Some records
=-=-=
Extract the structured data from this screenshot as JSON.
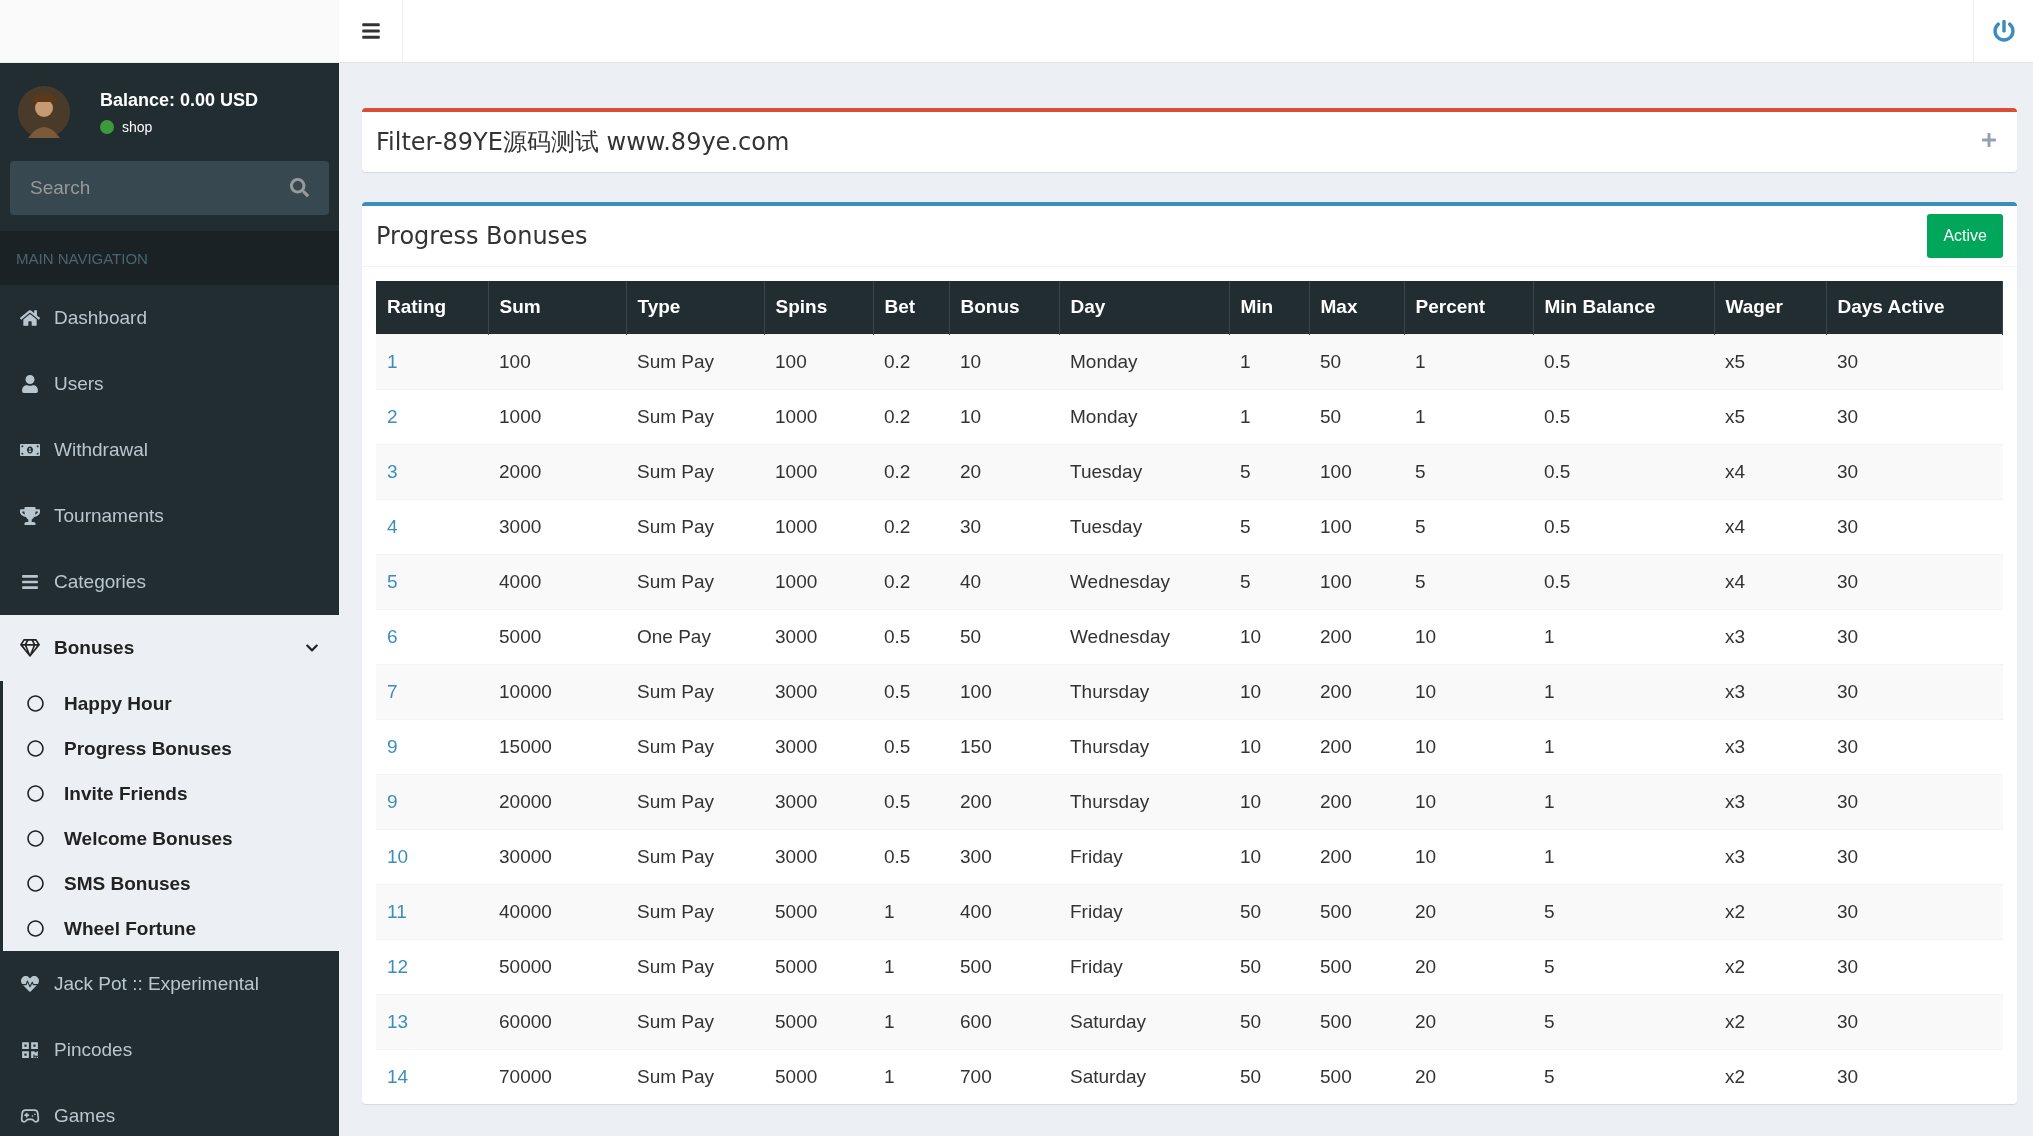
{
  "sidebar": {
    "user": {
      "balance": "Balance: 0.00 USD",
      "status": "shop",
      "online": true
    },
    "search": {
      "placeholder": "Search"
    },
    "header": "MAIN NAVIGATION",
    "items": [
      {
        "label": "Dashboard"
      },
      {
        "label": "Users"
      },
      {
        "label": "Withdrawal"
      },
      {
        "label": "Tournaments"
      },
      {
        "label": "Categories"
      },
      {
        "label": "Bonuses",
        "expanded": true,
        "children": [
          {
            "label": "Happy Hour"
          },
          {
            "label": "Progress Bonuses"
          },
          {
            "label": "Invite Friends"
          },
          {
            "label": "Welcome Bonuses"
          },
          {
            "label": "SMS Bonuses"
          },
          {
            "label": "Wheel Fortune"
          }
        ]
      },
      {
        "label": "Jack Pot :: Experimental"
      },
      {
        "label": "Pincodes"
      },
      {
        "label": "Games"
      }
    ]
  },
  "filter_card": {
    "title": "Filter-89YE源码测试 www.89ye.com"
  },
  "bonus_card": {
    "title": "Progress Bonuses",
    "status_button": "Active",
    "table": {
      "columns": [
        "Rating",
        "Sum",
        "Type",
        "Spins",
        "Bet",
        "Bonus",
        "Day",
        "Min",
        "Max",
        "Percent",
        "Min Balance",
        "Wager",
        "Days Active"
      ],
      "rows": [
        [
          "1",
          "100",
          "Sum Pay",
          "100",
          "0.2",
          "10",
          "Monday",
          "1",
          "50",
          "1",
          "0.5",
          "x5",
          "30"
        ],
        [
          "2",
          "1000",
          "Sum Pay",
          "1000",
          "0.2",
          "10",
          "Monday",
          "1",
          "50",
          "1",
          "0.5",
          "x5",
          "30"
        ],
        [
          "3",
          "2000",
          "Sum Pay",
          "1000",
          "0.2",
          "20",
          "Tuesday",
          "5",
          "100",
          "5",
          "0.5",
          "x4",
          "30"
        ],
        [
          "4",
          "3000",
          "Sum Pay",
          "1000",
          "0.2",
          "30",
          "Tuesday",
          "5",
          "100",
          "5",
          "0.5",
          "x4",
          "30"
        ],
        [
          "5",
          "4000",
          "Sum Pay",
          "1000",
          "0.2",
          "40",
          "Wednesday",
          "5",
          "100",
          "5",
          "0.5",
          "x4",
          "30"
        ],
        [
          "6",
          "5000",
          "One Pay",
          "3000",
          "0.5",
          "50",
          "Wednesday",
          "10",
          "200",
          "10",
          "1",
          "x3",
          "30"
        ],
        [
          "7",
          "10000",
          "Sum Pay",
          "3000",
          "0.5",
          "100",
          "Thursday",
          "10",
          "200",
          "10",
          "1",
          "x3",
          "30"
        ],
        [
          "9",
          "15000",
          "Sum Pay",
          "3000",
          "0.5",
          "150",
          "Thursday",
          "10",
          "200",
          "10",
          "1",
          "x3",
          "30"
        ],
        [
          "9",
          "20000",
          "Sum Pay",
          "3000",
          "0.5",
          "200",
          "Thursday",
          "10",
          "200",
          "10",
          "1",
          "x3",
          "30"
        ],
        [
          "10",
          "30000",
          "Sum Pay",
          "3000",
          "0.5",
          "300",
          "Friday",
          "10",
          "200",
          "10",
          "1",
          "x3",
          "30"
        ],
        [
          "11",
          "40000",
          "Sum Pay",
          "5000",
          "1",
          "400",
          "Friday",
          "50",
          "500",
          "20",
          "5",
          "x2",
          "30"
        ],
        [
          "12",
          "50000",
          "Sum Pay",
          "5000",
          "1",
          "500",
          "Friday",
          "50",
          "500",
          "20",
          "5",
          "x2",
          "30"
        ],
        [
          "13",
          "60000",
          "Sum Pay",
          "5000",
          "1",
          "600",
          "Saturday",
          "50",
          "500",
          "20",
          "5",
          "x2",
          "30"
        ],
        [
          "14",
          "70000",
          "Sum Pay",
          "5000",
          "1",
          "700",
          "Saturday",
          "50",
          "500",
          "20",
          "5",
          "x2",
          "30"
        ]
      ]
    }
  }
}
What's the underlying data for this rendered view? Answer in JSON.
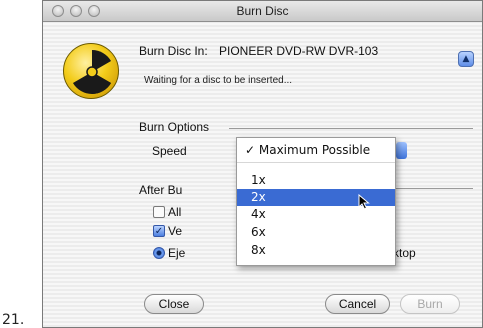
{
  "list_number": "21.",
  "window": {
    "title": "Burn Disc"
  },
  "header": {
    "burn_in_label": "Burn Disc In:",
    "device": "PIONEER DVD-RW DVR-103",
    "status": "Waiting for a disc to be inserted..."
  },
  "burn_options": {
    "heading": "Burn Options",
    "speed_label": "Speed",
    "speed_selected": "Maximum Possible"
  },
  "after_burn": {
    "heading_visible": "After Bu",
    "options": [
      {
        "label_visible": "All",
        "checked": false
      },
      {
        "label_visible": "Ve",
        "checked": true
      },
      {
        "label_visible": "Eje",
        "selected": true
      }
    ],
    "mount_label_visible": "on Desktop"
  },
  "speed_menu": {
    "items": [
      {
        "label": "Maximum Possible",
        "checked": true
      },
      {
        "label": "1x",
        "checked": false
      },
      {
        "label": "2x",
        "checked": false,
        "highlighted": true
      },
      {
        "label": "4x",
        "checked": false
      },
      {
        "label": "6x",
        "checked": false
      },
      {
        "label": "8x",
        "checked": false
      }
    ]
  },
  "buttons": {
    "close": "Close",
    "cancel": "Cancel",
    "burn": "Burn"
  },
  "colors": {
    "menu_highlight": "#3a6bd3",
    "aqua_blue": "#5f8ee8",
    "burn_icon_yellow": "#f3cc1a"
  }
}
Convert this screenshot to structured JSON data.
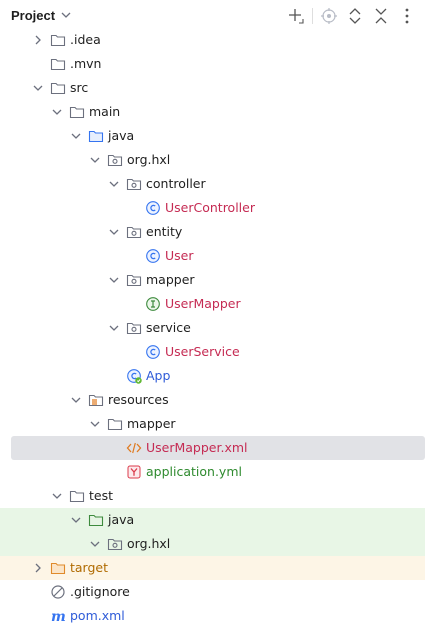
{
  "header": {
    "title": "Project"
  },
  "tree": [
    {
      "label": ".idea",
      "icon": "folder-icon",
      "expander": "collapsed"
    },
    {
      "label": ".mvn",
      "icon": "folder-icon",
      "expander": "none"
    },
    {
      "label": "src",
      "icon": "folder-icon",
      "expander": "expanded"
    },
    {
      "label": "main",
      "icon": "folder-icon",
      "expander": "expanded"
    },
    {
      "label": "java",
      "icon": "source-folder-icon",
      "expander": "expanded"
    },
    {
      "label": "org.hxl",
      "icon": "package-icon",
      "expander": "expanded"
    },
    {
      "label": "controller",
      "icon": "package-icon",
      "expander": "expanded"
    },
    {
      "label": "UserController",
      "icon": "class-icon",
      "expander": "none",
      "color": "red"
    },
    {
      "label": "entity",
      "icon": "package-icon",
      "expander": "expanded"
    },
    {
      "label": "User",
      "icon": "class-icon",
      "expander": "none",
      "color": "red"
    },
    {
      "label": "mapper",
      "icon": "package-icon",
      "expander": "expanded"
    },
    {
      "label": "UserMapper",
      "icon": "interface-icon",
      "expander": "none",
      "color": "red"
    },
    {
      "label": "service",
      "icon": "package-icon",
      "expander": "expanded"
    },
    {
      "label": "UserService",
      "icon": "class-icon",
      "expander": "none",
      "color": "red"
    },
    {
      "label": "App",
      "icon": "spring-app-icon",
      "expander": "none",
      "color": "blue"
    },
    {
      "label": "resources",
      "icon": "resources-folder-icon",
      "expander": "expanded"
    },
    {
      "label": "mapper",
      "icon": "folder-icon",
      "expander": "expanded"
    },
    {
      "label": "UserMapper.xml",
      "icon": "xml-icon",
      "expander": "none",
      "color": "red",
      "selected": true
    },
    {
      "label": "application.yml",
      "icon": "yaml-icon",
      "expander": "none",
      "color": "green"
    },
    {
      "label": "test",
      "icon": "folder-icon",
      "expander": "expanded"
    },
    {
      "label": "java",
      "icon": "test-folder-icon",
      "expander": "expanded",
      "highlight": "green"
    },
    {
      "label": "org.hxl",
      "icon": "package-icon",
      "expander": "expanded",
      "highlight": "green"
    },
    {
      "label": "target",
      "icon": "excluded-folder-icon",
      "expander": "collapsed",
      "color": "orange",
      "highlight": "orange"
    },
    {
      "label": ".gitignore",
      "icon": "ignore-file-icon",
      "expander": "none"
    },
    {
      "label": "pom.xml",
      "icon": "maven-icon",
      "expander": "none",
      "color": "blue"
    }
  ],
  "colors": {
    "red": "#c52b53",
    "blue": "#2e5bd8",
    "green": "#2e8a2e",
    "orange": "#b06a00",
    "selection": "#e1e2e6",
    "test_highlight": "#e8f6e6",
    "excluded_highlight": "#fdf5e6"
  }
}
=-=-=
→ **Set exercise**:
Work out how many lines of the listing above include "Bonuses". Answer with the number and nothing more.

→ **Written reply**:
5